## BEGIN

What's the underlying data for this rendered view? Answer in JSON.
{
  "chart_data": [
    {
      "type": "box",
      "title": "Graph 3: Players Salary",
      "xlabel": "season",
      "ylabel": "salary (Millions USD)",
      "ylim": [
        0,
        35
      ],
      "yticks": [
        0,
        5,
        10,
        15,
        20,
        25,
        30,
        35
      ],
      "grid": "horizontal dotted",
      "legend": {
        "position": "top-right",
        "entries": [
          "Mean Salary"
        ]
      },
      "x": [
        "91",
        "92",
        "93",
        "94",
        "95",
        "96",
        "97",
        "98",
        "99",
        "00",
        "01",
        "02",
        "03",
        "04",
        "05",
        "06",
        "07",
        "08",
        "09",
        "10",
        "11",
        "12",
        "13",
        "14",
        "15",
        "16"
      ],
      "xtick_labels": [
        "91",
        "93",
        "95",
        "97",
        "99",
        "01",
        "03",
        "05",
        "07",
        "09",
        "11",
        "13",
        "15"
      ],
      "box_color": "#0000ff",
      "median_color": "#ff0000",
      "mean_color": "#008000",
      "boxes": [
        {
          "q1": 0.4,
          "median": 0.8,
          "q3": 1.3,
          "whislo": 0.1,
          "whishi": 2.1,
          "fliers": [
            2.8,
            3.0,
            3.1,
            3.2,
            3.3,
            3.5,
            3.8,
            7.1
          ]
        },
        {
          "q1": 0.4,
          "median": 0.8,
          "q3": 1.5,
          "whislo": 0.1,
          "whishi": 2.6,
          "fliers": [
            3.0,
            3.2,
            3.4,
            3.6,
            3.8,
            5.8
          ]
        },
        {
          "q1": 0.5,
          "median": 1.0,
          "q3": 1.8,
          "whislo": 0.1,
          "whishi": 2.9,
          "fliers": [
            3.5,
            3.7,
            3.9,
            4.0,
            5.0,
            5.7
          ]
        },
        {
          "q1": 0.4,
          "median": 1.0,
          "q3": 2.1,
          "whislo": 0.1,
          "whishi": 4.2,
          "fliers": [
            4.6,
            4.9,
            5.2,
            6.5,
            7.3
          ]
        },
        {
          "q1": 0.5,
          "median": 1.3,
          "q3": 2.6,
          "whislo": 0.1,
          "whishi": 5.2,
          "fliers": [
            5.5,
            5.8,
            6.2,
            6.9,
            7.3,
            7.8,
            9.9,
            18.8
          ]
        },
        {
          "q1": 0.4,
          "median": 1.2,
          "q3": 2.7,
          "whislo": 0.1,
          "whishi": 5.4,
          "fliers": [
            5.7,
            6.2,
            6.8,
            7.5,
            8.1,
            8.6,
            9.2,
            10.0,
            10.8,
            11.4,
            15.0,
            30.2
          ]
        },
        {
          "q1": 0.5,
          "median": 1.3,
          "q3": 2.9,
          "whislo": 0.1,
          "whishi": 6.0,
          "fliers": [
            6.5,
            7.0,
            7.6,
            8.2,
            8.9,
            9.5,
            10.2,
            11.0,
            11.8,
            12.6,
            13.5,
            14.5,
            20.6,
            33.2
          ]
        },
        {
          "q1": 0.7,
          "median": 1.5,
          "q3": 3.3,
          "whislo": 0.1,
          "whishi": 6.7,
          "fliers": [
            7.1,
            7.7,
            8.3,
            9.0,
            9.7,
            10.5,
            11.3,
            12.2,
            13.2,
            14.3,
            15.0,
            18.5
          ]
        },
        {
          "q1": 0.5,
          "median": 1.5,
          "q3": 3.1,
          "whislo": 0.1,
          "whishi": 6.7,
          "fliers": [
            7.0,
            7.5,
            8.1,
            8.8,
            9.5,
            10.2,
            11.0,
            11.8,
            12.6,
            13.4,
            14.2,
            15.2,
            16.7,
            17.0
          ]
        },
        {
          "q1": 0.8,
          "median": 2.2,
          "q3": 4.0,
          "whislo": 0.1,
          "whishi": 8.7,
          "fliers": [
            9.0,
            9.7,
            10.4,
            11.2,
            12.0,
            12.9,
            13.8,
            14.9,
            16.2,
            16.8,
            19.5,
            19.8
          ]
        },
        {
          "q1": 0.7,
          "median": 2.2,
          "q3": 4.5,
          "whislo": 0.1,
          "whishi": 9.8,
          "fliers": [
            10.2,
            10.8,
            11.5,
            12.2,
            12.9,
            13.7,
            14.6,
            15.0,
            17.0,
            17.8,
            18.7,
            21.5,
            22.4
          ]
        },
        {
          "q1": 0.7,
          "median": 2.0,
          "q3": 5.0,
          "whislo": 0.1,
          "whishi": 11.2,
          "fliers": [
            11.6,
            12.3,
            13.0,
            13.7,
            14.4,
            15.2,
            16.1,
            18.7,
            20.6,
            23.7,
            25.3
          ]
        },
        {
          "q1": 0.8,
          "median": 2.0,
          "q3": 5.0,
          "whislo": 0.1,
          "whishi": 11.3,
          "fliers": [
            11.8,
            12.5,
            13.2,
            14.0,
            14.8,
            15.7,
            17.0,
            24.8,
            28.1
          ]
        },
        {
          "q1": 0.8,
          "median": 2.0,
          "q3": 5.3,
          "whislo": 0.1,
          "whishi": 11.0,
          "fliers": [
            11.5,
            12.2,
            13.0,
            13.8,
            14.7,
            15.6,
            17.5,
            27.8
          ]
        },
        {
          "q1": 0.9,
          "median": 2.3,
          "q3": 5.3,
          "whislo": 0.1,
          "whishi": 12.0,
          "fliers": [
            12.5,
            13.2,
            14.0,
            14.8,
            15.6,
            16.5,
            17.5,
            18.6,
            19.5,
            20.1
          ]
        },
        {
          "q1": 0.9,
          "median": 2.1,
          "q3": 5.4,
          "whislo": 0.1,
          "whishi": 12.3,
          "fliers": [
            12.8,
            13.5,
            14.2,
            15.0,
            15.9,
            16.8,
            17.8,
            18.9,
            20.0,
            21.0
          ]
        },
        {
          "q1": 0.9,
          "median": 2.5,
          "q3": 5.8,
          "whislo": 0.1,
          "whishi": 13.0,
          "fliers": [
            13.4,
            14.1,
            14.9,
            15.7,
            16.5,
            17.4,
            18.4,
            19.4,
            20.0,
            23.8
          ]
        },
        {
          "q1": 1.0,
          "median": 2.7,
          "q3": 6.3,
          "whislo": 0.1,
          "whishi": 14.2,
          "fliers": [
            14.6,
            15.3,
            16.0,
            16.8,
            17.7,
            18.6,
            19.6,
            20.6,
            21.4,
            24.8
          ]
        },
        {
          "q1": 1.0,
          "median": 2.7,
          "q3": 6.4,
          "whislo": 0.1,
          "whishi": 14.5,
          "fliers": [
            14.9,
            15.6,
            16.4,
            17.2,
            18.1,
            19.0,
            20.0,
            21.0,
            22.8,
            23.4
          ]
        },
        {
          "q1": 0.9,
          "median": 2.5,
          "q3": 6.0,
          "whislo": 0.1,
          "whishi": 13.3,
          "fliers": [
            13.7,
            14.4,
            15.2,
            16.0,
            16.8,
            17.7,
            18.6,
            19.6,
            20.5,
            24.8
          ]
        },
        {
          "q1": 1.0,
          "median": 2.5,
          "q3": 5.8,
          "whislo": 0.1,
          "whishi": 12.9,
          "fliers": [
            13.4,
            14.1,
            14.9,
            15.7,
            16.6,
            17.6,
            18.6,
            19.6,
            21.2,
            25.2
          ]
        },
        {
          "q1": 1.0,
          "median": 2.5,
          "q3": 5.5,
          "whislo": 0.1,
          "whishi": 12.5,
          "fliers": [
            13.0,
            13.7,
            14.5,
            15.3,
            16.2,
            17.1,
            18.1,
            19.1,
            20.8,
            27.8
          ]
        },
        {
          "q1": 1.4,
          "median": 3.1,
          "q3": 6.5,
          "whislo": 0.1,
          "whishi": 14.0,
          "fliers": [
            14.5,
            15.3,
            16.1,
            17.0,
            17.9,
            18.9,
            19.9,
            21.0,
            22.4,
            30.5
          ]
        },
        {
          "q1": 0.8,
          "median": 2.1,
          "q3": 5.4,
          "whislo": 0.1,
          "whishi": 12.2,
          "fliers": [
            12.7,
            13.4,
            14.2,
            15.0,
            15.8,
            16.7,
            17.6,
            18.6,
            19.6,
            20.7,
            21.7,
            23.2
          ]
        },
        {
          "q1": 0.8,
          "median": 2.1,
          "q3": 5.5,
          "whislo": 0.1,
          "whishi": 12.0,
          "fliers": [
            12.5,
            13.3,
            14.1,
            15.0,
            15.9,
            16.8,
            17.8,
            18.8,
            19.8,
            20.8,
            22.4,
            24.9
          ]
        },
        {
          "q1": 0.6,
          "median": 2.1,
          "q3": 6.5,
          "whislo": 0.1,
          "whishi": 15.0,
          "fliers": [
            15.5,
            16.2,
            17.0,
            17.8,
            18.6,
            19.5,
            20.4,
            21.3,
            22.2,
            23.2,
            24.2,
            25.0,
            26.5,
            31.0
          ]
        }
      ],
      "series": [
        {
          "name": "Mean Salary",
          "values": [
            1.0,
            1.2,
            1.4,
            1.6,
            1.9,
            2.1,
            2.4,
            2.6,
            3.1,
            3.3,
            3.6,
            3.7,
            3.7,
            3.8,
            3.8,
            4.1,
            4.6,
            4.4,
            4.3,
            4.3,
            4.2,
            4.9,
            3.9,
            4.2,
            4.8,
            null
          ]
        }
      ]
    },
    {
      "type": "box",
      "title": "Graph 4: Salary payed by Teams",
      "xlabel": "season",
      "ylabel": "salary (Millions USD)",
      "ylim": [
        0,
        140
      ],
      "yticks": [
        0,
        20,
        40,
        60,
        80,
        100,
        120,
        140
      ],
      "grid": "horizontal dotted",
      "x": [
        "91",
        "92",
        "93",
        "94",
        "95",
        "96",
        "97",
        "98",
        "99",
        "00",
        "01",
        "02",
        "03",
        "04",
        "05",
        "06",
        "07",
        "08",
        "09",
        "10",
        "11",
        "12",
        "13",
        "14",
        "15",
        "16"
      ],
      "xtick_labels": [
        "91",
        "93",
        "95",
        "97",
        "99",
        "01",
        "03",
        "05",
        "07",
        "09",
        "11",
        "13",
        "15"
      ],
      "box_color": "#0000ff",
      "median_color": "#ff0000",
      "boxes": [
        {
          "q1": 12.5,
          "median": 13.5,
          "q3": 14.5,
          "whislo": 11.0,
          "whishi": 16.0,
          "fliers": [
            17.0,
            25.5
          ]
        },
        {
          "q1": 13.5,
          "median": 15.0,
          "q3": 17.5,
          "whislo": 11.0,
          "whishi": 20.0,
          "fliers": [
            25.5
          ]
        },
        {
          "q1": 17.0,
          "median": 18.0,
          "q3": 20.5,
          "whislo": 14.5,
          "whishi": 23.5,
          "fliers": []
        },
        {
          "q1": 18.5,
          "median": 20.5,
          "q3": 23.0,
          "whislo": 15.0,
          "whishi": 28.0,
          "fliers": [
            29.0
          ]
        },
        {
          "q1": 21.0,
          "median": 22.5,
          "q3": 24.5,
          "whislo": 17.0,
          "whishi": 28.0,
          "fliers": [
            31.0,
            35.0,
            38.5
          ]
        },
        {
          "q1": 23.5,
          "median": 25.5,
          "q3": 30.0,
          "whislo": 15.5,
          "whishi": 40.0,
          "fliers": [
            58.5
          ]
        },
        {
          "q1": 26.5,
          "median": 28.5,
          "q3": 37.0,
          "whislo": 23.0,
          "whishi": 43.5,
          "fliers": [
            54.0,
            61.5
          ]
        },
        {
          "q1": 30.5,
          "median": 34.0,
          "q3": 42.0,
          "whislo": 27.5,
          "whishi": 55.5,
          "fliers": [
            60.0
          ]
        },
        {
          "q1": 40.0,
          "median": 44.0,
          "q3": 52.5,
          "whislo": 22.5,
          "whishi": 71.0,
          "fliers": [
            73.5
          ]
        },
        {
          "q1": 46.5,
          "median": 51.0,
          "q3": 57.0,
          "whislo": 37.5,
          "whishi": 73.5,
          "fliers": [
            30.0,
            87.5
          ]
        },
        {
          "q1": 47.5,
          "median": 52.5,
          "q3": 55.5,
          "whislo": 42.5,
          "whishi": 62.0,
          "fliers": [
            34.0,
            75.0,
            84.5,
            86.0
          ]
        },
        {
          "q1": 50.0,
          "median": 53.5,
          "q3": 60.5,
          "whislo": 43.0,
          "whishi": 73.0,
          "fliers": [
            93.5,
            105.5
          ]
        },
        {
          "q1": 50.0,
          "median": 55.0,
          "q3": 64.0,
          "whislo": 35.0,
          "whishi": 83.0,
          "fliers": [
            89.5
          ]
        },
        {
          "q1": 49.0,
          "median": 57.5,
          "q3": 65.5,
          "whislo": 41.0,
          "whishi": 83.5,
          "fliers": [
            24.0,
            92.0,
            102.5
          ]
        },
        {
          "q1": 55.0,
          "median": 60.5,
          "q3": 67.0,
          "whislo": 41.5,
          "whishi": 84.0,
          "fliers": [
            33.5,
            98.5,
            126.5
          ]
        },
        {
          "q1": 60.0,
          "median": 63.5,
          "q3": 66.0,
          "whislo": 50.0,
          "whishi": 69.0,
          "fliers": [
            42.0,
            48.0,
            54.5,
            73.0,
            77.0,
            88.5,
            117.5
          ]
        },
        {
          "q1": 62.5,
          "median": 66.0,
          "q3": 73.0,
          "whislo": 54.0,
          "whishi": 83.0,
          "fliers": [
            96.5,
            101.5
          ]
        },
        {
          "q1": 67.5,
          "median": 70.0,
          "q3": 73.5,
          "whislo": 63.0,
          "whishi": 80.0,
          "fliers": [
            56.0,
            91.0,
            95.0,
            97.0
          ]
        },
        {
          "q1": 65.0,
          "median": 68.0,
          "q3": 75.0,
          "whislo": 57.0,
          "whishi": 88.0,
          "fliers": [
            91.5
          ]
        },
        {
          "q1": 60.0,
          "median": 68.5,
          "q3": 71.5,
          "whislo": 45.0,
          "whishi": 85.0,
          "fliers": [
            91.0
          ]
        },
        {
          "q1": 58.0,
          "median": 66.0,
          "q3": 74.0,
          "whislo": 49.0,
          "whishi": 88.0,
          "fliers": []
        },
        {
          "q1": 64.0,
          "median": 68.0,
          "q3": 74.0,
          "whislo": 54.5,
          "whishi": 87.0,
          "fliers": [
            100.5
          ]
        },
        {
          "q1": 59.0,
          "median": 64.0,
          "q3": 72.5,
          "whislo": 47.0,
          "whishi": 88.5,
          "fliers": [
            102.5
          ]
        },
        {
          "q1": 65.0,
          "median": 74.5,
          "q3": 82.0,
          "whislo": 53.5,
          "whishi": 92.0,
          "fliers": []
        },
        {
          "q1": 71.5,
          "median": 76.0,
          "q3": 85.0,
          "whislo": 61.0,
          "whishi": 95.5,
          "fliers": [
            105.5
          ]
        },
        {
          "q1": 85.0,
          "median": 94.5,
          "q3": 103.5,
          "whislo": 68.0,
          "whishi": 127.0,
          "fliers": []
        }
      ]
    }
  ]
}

## END

Work instructions - Find and copy each line above that includes the string "title".

Task answer -
      "title": "Graph 3: Players Salary",
      "title": "Graph 4: Salary payed by Teams",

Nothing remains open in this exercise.